Given records -
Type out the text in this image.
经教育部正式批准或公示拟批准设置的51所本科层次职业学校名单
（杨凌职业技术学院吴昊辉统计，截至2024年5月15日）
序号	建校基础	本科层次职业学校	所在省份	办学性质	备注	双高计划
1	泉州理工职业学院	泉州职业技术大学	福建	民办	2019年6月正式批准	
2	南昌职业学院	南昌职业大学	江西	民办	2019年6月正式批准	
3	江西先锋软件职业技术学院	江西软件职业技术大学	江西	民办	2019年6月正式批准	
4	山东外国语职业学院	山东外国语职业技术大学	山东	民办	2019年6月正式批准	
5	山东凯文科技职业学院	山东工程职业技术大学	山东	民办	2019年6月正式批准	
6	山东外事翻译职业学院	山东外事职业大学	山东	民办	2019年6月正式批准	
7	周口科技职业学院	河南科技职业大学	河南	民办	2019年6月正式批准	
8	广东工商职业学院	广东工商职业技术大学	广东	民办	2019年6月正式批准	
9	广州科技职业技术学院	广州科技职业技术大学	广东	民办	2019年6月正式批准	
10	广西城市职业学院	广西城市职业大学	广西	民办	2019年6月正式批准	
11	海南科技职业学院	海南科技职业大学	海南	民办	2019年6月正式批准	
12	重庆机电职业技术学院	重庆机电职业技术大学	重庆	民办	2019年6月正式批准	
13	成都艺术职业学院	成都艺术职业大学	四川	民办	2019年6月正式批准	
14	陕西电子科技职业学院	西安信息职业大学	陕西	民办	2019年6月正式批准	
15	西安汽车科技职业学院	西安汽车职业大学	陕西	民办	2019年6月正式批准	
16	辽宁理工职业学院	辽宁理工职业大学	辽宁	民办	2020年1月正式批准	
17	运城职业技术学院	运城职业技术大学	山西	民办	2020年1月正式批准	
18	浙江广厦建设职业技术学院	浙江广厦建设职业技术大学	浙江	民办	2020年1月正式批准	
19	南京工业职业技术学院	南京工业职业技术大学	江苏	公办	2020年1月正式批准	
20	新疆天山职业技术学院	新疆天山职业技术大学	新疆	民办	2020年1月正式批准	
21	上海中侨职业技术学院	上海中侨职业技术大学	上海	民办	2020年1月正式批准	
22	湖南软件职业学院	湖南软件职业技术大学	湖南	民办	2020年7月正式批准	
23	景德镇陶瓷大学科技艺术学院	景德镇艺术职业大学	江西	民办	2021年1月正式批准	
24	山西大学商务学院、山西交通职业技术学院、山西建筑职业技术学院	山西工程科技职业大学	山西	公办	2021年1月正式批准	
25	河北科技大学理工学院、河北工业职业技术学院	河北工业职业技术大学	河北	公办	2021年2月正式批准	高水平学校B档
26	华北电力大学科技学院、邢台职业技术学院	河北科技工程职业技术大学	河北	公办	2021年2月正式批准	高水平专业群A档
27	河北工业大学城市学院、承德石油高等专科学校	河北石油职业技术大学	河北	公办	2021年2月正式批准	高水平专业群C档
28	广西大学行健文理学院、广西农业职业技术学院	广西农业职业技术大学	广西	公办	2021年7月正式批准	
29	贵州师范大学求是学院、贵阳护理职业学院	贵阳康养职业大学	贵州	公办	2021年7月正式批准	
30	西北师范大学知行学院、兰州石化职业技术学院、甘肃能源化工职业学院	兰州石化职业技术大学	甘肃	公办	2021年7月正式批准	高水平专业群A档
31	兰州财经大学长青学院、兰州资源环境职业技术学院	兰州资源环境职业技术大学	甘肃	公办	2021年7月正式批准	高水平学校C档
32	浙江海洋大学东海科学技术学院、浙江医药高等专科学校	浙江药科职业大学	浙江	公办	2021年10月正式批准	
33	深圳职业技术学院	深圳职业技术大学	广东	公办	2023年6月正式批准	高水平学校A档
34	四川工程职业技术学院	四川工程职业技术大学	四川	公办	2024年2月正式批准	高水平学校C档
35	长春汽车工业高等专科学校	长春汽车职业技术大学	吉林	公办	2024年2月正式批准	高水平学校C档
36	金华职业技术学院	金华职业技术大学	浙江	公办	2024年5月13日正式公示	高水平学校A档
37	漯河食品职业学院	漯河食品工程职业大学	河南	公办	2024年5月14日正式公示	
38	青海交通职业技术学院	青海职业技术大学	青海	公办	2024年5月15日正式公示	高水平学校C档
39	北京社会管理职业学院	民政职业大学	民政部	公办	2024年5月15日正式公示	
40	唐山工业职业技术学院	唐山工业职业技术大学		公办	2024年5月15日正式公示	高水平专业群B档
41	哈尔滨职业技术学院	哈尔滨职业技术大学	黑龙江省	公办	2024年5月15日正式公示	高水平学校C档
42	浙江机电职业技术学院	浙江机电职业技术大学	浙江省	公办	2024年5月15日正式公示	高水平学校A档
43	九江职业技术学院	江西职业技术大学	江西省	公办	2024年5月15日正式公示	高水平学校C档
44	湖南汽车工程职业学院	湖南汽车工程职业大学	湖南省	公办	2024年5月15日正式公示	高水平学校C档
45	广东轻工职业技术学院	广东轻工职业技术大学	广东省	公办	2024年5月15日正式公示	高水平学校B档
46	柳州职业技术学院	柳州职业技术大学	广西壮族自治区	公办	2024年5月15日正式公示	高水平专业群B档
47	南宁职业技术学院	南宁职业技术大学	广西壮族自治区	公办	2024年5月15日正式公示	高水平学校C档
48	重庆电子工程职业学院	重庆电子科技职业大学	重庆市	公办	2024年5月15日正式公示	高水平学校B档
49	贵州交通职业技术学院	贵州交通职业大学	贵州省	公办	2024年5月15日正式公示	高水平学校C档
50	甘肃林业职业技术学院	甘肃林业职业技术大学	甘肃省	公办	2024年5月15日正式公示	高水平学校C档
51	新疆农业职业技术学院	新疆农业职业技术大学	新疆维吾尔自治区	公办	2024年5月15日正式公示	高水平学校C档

What the exercise asks - Go through the material above line by line and copy it exactly.

Task answer -
Type out the text in this image.
经教育部正式批准或公示拟批准设置的51所本科层次职业学校名单
（杨凌职业技术学院吴昊辉统计，截至2024年5月15日）
序号	建校基础	本科层次职业学校	所在省份	办学性质	备注	双高计划
1	泉州理工职业学院	泉州职业技术大学	福建	民办	2019年6月正式批准	
2	南昌职业学院	南昌职业大学	江西	民办	2019年6月正式批准	
3	江西先锋软件职业技术学院	江西软件职业技术大学	江西	民办	2019年6月正式批准	
4	山东外国语职业学院	山东外国语职业技术大学	山东	民办	2019年6月正式批准	
5	山东凯文科技职业学院	山东工程职业技术大学	山东	民办	2019年6月正式批准	
6	山东外事翻译职业学院	山东外事职业大学	山东	民办	2019年6月正式批准	
7	周口科技职业学院	河南科技职业大学	河南	民办	2019年6月正式批准	
8	广东工商职业学院	广东工商职业技术大学	广东	民办	2019年6月正式批准	
9	广州科技职业技术学院	广州科技职业技术大学	广东	民办	2019年6月正式批准	
10	广西城市职业学院	广西城市职业大学	广西	民办	2019年6月正式批准	
11	海南科技职业学院	海南科技职业大学	海南	民办	2019年6月正式批准	
12	重庆机电职业技术学院	重庆机电职业技术大学	重庆	民办	2019年6月正式批准	
13	成都艺术职业学院	成都艺术职业大学	四川	民办	2019年6月正式批准	
14	陕西电子科技职业学院	西安信息职业大学	陕西	民办	2019年6月正式批准	
15	西安汽车科技职业学院	西安汽车职业大学	陕西	民办	2019年6月正式批准	
16	辽宁理工职业学院	辽宁理工职业大学	辽宁	民办	2020年1月正式批准	
17	运城职业技术学院	运城职业技术大学	山西	民办	2020年1月正式批准	
18	浙江广厦建设职业技术学院	浙江广厦建设职业技术大学	浙江	民办	2020年1月正式批准	
19	南京工业职业技术学院	南京工业职业技术大学	江苏	公办	2020年1月正式批准	
20	新疆天山职业技术学院	新疆天山职业技术大学	新疆	民办	2020年1月正式批准	
21	上海中侨职业技术学院	上海中侨职业技术大学	上海	民办	2020年1月正式批准	
22	湖南软件职业学院	湖南软件职业技术大学	湖南	民办	2020年7月正式批准	
23	景德镇陶瓷大学科技艺术学院	景德镇艺术职业大学	江西	民办	2021年1月正式批准	
24	山西大学商务学院、山西交通职业技术学院、山西建筑职业技术学院	山西工程科技职业大学	山西	公办	2021年1月正式批准	
25	河北科技大学理工学院、河北工业职业技术学院	河北工业职业技术大学	河北	公办	2021年2月正式批准	高水平学校B档
26	华北电力大学科技学院、邢台职业技术学院	河北科技工程职业技术大学	河北	公办	2021年2月正式批准	高水平专业群A档
27	河北工业大学城市学院、承德石油高等专科学校	河北石油职业技术大学	河北	公办	2021年2月正式批准	高水平专业群C档
28	广西大学行健文理学院、广西农业职业技术学院	广西农业职业技术大学	广西	公办	2021年7月正式批准	
29	贵州师范大学求是学院、贵阳护理职业学院	贵阳康养职业大学	贵州	公办	2021年7月正式批准	
30	西北师范大学知行学院、兰州石化职业技术学院、甘肃能源化工职业学院	兰州石化职业技术大学	甘肃	公办	2021年7月正式批准	高水平专业群A档
31	兰州财经大学长青学院、兰州资源环境职业技术学院	兰州资源环境职业技术大学	甘肃	公办	2021年7月正式批准	高水平学校C档
32	浙江海洋大学东海科学技术学院、浙江医药高等专科学校	浙江药科职业大学	浙江	公办	2021年10月正式批准	
33	深圳职业技术学院	深圳职业技术大学	广东	公办	2023年6月正式批准	高水平学校A档
34	四川工程职业技术学院	四川工程职业技术大学	四川	公办	2024年2月正式批准	高水平学校C档
35	长春汽车工业高等专科学校	长春汽车职业技术大学	吉林	公办	2024年2月正式批准	高水平学校C档
36	金华职业技术学院	金华职业技术大学	浙江	公办	2024年5月13日正式公示	高水平学校A档
37	漯河食品职业学院	漯河食品工程职业大学	河南	公办	2024年5月14日正式公示	
38	青海交通职业技术学院	青海职业技术大学	青海	公办	2024年5月15日正式公示	高水平学校C档
39	北京社会管理职业学院	民政职业大学	民政部	公办	2024年5月15日正式公示	
40	唐山工业职业技术学院	唐山工业职业技术大学		公办	2024年5月15日正式公示	高水平专业群B档
41	哈尔滨职业技术学院	哈尔滨职业技术大学	黑龙江省	公办	2024年5月15日正式公示	高水平学校C档
42	浙江机电职业技术学院	浙江机电职业技术大学	浙江省	公办	2024年5月15日正式公示	高水平学校A档
43	九江职业技术学院	江西职业技术大学	江西省	公办	2024年5月15日正式公示	高水平学校C档
44	湖南汽车工程职业学院	湖南汽车工程职业大学	湖南省	公办	2024年5月15日正式公示	高水平学校C档
45	广东轻工职业技术学院	广东轻工职业技术大学	广东省	公办	2024年5月15日正式公示	高水平学校B档
46	柳州职业技术学院	柳州职业技术大学	广西壮族自治区	公办	2024年5月15日正式公示	高水平专业群B档
47	南宁职业技术学院	南宁职业技术大学	广西壮族自治区	公办	2024年5月15日正式公示	高水平学校C档
48	重庆电子工程职业学院	重庆电子科技职业大学	重庆市	公办	2024年5月15日正式公示	高水平学校B档
49	贵州交通职业技术学院	贵州交通职业大学	贵州省	公办	2024年5月15日正式公示	高水平学校C档
50	甘肃林业职业技术学院	甘肃林业职业技术大学	甘肃省	公办	2024年5月15日正式公示	高水平学校C档
51	新疆农业职业技术学院	新疆农业职业技术大学	新疆维吾尔自治区	公办	2024年5月15日正式公示	高水平学校C档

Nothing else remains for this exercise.